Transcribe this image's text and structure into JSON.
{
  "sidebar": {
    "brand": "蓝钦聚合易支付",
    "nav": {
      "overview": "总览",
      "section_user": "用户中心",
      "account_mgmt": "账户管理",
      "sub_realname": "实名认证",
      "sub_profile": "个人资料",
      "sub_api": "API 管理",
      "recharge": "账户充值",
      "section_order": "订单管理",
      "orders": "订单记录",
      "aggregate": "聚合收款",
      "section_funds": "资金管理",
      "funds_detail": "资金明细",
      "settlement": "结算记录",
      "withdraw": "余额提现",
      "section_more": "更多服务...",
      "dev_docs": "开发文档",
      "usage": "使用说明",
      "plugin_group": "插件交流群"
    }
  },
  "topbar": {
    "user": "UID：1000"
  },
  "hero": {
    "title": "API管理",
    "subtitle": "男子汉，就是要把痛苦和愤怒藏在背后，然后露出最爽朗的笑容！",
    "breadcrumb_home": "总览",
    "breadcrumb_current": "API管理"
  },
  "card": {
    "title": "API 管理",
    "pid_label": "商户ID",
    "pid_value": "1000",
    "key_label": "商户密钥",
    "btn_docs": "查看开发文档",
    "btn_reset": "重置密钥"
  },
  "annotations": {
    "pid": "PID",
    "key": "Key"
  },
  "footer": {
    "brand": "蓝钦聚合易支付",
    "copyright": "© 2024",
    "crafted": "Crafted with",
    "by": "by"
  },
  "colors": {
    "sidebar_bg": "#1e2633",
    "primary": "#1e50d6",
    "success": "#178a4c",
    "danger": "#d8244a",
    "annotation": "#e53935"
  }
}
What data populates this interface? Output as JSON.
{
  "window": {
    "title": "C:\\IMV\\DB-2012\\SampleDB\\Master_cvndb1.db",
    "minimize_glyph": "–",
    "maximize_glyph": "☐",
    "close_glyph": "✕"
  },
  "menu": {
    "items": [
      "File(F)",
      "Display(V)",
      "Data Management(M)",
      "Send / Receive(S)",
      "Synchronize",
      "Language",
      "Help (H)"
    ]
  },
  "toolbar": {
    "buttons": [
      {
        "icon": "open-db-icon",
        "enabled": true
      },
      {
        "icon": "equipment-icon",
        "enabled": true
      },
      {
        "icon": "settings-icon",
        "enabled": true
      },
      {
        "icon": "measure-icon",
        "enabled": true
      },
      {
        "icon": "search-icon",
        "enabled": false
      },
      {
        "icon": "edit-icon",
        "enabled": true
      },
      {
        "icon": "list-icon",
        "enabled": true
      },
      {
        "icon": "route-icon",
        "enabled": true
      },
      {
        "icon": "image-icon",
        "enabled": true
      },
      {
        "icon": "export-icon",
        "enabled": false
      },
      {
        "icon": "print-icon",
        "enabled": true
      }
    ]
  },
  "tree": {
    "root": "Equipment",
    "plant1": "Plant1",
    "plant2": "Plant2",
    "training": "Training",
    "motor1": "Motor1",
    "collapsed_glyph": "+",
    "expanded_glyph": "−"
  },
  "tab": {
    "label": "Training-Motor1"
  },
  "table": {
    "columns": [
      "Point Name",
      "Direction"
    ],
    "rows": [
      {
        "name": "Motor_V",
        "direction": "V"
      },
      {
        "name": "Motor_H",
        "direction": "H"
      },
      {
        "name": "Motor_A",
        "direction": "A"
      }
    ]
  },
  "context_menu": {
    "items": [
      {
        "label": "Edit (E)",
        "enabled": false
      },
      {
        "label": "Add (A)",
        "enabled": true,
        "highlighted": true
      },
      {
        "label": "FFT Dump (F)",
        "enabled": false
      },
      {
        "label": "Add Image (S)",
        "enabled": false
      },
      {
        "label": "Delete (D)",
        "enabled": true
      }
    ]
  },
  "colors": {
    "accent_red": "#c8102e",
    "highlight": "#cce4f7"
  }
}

--------------------------------------------------

Transcribe every record above exactly as it appears.

Transcribe this image's text and structure into JSON.
{
  "sidebar": {
    "brand": "蓝钦聚合易支付",
    "nav": {
      "overview": "总览",
      "section_user": "用户中心",
      "account_mgmt": "账户管理",
      "sub_realname": "实名认证",
      "sub_profile": "个人资料",
      "sub_api": "API 管理",
      "recharge": "账户充值",
      "section_order": "订单管理",
      "orders": "订单记录",
      "aggregate": "聚合收款",
      "section_funds": "资金管理",
      "funds_detail": "资金明细",
      "settlement": "结算记录",
      "withdraw": "余额提现",
      "section_more": "更多服务...",
      "dev_docs": "开发文档",
      "usage": "使用说明",
      "plugin_group": "插件交流群"
    }
  },
  "topbar": {
    "user": "UID：1000"
  },
  "hero": {
    "title": "API管理",
    "subtitle": "男子汉，就是要把痛苦和愤怒藏在背后，然后露出最爽朗的笑容！",
    "breadcrumb_home": "总览",
    "breadcrumb_current": "API管理"
  },
  "card": {
    "title": "API 管理",
    "pid_label": "商户ID",
    "pid_value": "1000",
    "key_label": "商户密钥",
    "btn_docs": "查看开发文档",
    "btn_reset": "重置密钥"
  },
  "annotations": {
    "pid": "PID",
    "key": "Key"
  },
  "footer": {
    "brand": "蓝钦聚合易支付",
    "copyright": "© 2024",
    "crafted": "Crafted with",
    "by": "by"
  },
  "colors": {
    "sidebar_bg": "#1e2633",
    "primary": "#1e50d6",
    "success": "#178a4c",
    "danger": "#d8244a",
    "annotation": "#e53935"
  }
}
What data populates this interface? Output as JSON.
{
  "window": {
    "title": "C:\\IMV\\DB-2012\\SampleDB\\Master_cvndb1.db",
    "minimize_glyph": "–",
    "maximize_glyph": "☐",
    "close_glyph": "✕"
  },
  "menu": {
    "items": [
      "File(F)",
      "Display(V)",
      "Data Management(M)",
      "Send / Receive(S)",
      "Synchronize",
      "Language",
      "Help (H)"
    ]
  },
  "toolbar": {
    "buttons": [
      {
        "icon": "open-db-icon",
        "enabled": true
      },
      {
        "icon": "equipment-icon",
        "enabled": true
      },
      {
        "icon": "settings-icon",
        "enabled": true
      },
      {
        "icon": "measure-icon",
        "enabled": true
      },
      {
        "icon": "search-icon",
        "enabled": false
      },
      {
        "icon": "edit-icon",
        "enabled": true
      },
      {
        "icon": "list-icon",
        "enabled": true
      },
      {
        "icon": "route-icon",
        "enabled": true
      },
      {
        "icon": "image-icon",
        "enabled": true
      },
      {
        "icon": "export-icon",
        "enabled": false
      },
      {
        "icon": "print-icon",
        "enabled": true
      }
    ]
  },
  "tree": {
    "root": "Equipment",
    "plant1": "Plant1",
    "plant2": "Plant2",
    "training": "Training",
    "motor1": "Motor1",
    "collapsed_glyph": "+",
    "expanded_glyph": "−"
  },
  "tab": {
    "label": "Training-Motor1"
  },
  "table": {
    "columns": [
      "Point Name",
      "Direction"
    ],
    "rows": [
      {
        "name": "Motor_V",
        "direction": "V"
      },
      {
        "name": "Motor_H",
        "direction": "H"
      },
      {
        "name": "Motor_A",
        "direction": "A"
      }
    ]
  },
  "context_menu": {
    "items": [
      {
        "label": "Edit (E)",
        "enabled": false
      },
      {
        "label": "Add (A)",
        "enabled": true,
        "highlighted": true
      },
      {
        "label": "FFT Dump (F)",
        "enabled": false
      },
      {
        "label": "Add Image (S)",
        "enabled": false
      },
      {
        "label": "Delete (D)",
        "enabled": true
      }
    ]
  },
  "colors": {
    "accent_red": "#c8102e",
    "highlight": "#cce4f7"
  }
}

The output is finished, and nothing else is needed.